• OBJECTIVE:
Copy out each line that mentions the word "орбиты".

• ENTRIES PROVIDED:
-- Begin --

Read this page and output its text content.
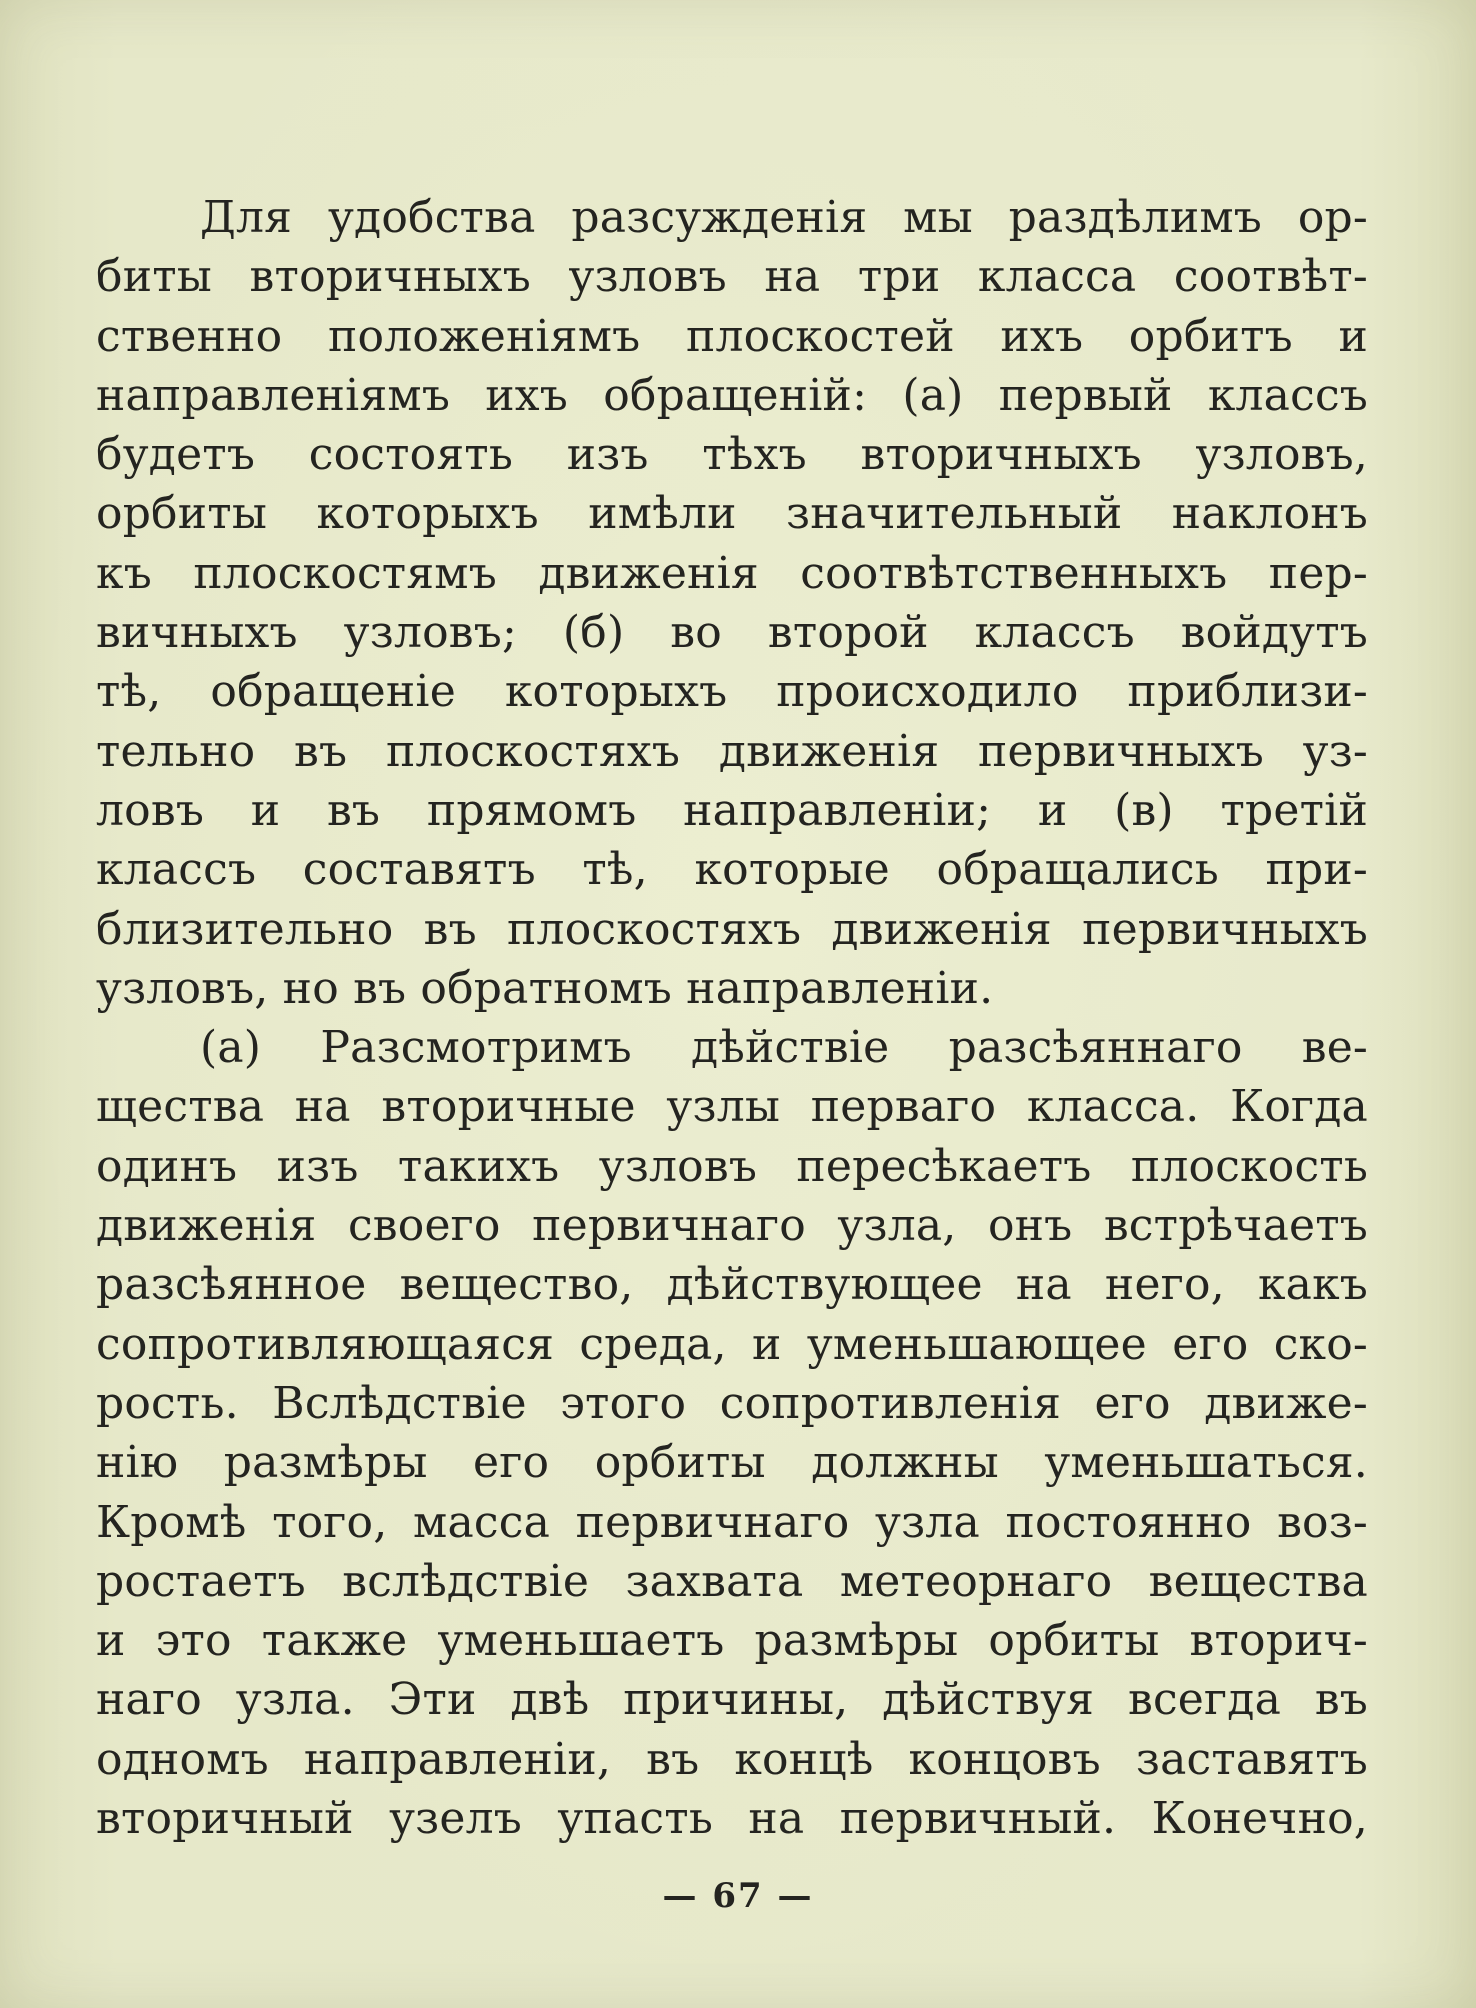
Для удобства разсужденія мы раздѣлимъ ор-
биты вторичныхъ узловъ на три класса соотвѣт-
ственно положеніямъ плоскостей ихъ орбитъ и
направленіямъ ихъ обращеній: (а) первый классъ
будетъ состоять изъ тѣхъ вторичныхъ узловъ,
орбиты которыхъ имѣли значительный наклонъ
къ плоскостямъ движенія соотвѣтственныхъ пер-
вичныхъ узловъ; (б) во второй классъ войдутъ
тѣ, обращеніе которыхъ происходило приблизи-
тельно въ плоскостяхъ движенія первичныхъ уз-
ловъ и въ прямомъ направленіи; и (в) третій
классъ составятъ тѣ, которые обращались при-
близительно въ плоскостяхъ движенія первичныхъ
узловъ, но въ обратномъ направленіи.
(а) Разсмотримъ дѣйствіе разсѣяннаго ве-
щества на вторичные узлы перваго класса. Когда
одинъ изъ такихъ узловъ пересѣкаетъ плоскость
движенія своего первичнаго узла, онъ встрѣчаетъ
разсѣянное вещество, дѣйствующее на него, какъ
сопротивляющаяся среда, и уменьшающее его ско-
рость. Вслѣдствіе этого сопротивленія его движе-
нію размѣры его орбиты должны уменьшаться.
Кромѣ того, масса первичнаго узла постоянно воз-
ростаетъ вслѣдствіе захвата метеорнаго вещества
и это также уменьшаетъ размѣры орбиты вторич-
наго узла. Эти двѣ причины, дѣйствуя всегда въ
одномъ направленіи, въ концѣ концовъ заставятъ
вторичный узелъ упасть на первичный. Конечно,
— 67 —
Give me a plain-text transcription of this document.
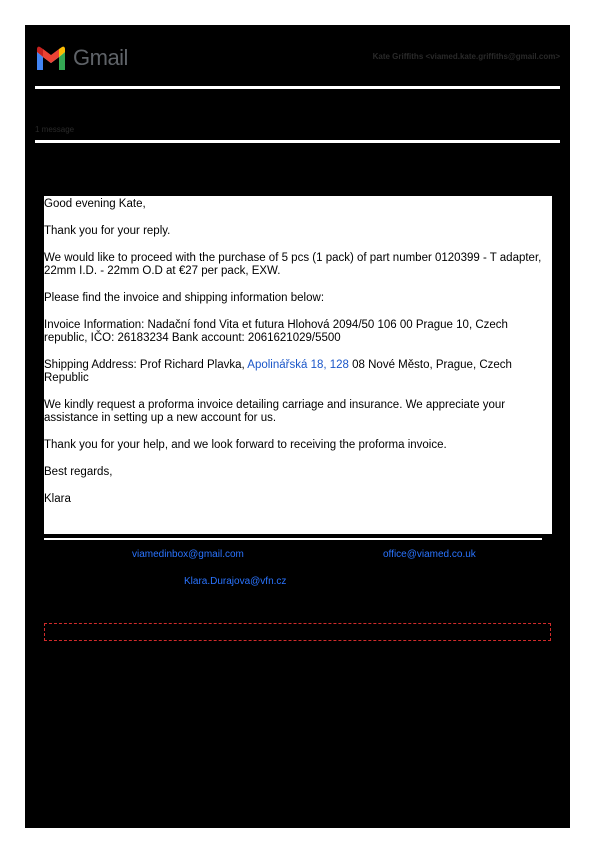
Gmail	Kate Griffiths <viamed.kate.griffiths@gmail.com>
1 message

Good evening Kate,

Thank you for your reply.

We would like to proceed with the purchase of 5 pcs (1 pack) of part number 0120399 - T adapter, 22mm I.D. - 22mm O.D at €27 per pack, EXW.

Please find the invoice and shipping information below:

Invoice Information: Nadační fond Vita et futura Hlohová 2094/50 106 00 Prague 10, Czech republic, IČO: 26183234 Bank account: 2061621029/5500

Shipping Address: Prof Richard Plavka, Apolinářská 18, 128 08 Nové Město, Prague, Czech Republic

We kindly request a proforma invoice detailing carriage and insurance. We appreciate your assistance in setting up a new account for us.

Thank you for your help, and we look forward to receiving the proforma invoice.

Best regards,

Klara

viamedinbox@gmail.com	office@viamed.co.uk
Klara.Durajova@vfn.cz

-- End --

• WRITTEN RESPONSE:
орбиты которыхъ имѣли значительный наклонъ
нію размѣры его орбиты должны уменьшаться.
и это также уменьшаетъ размѣры орбиты вторич-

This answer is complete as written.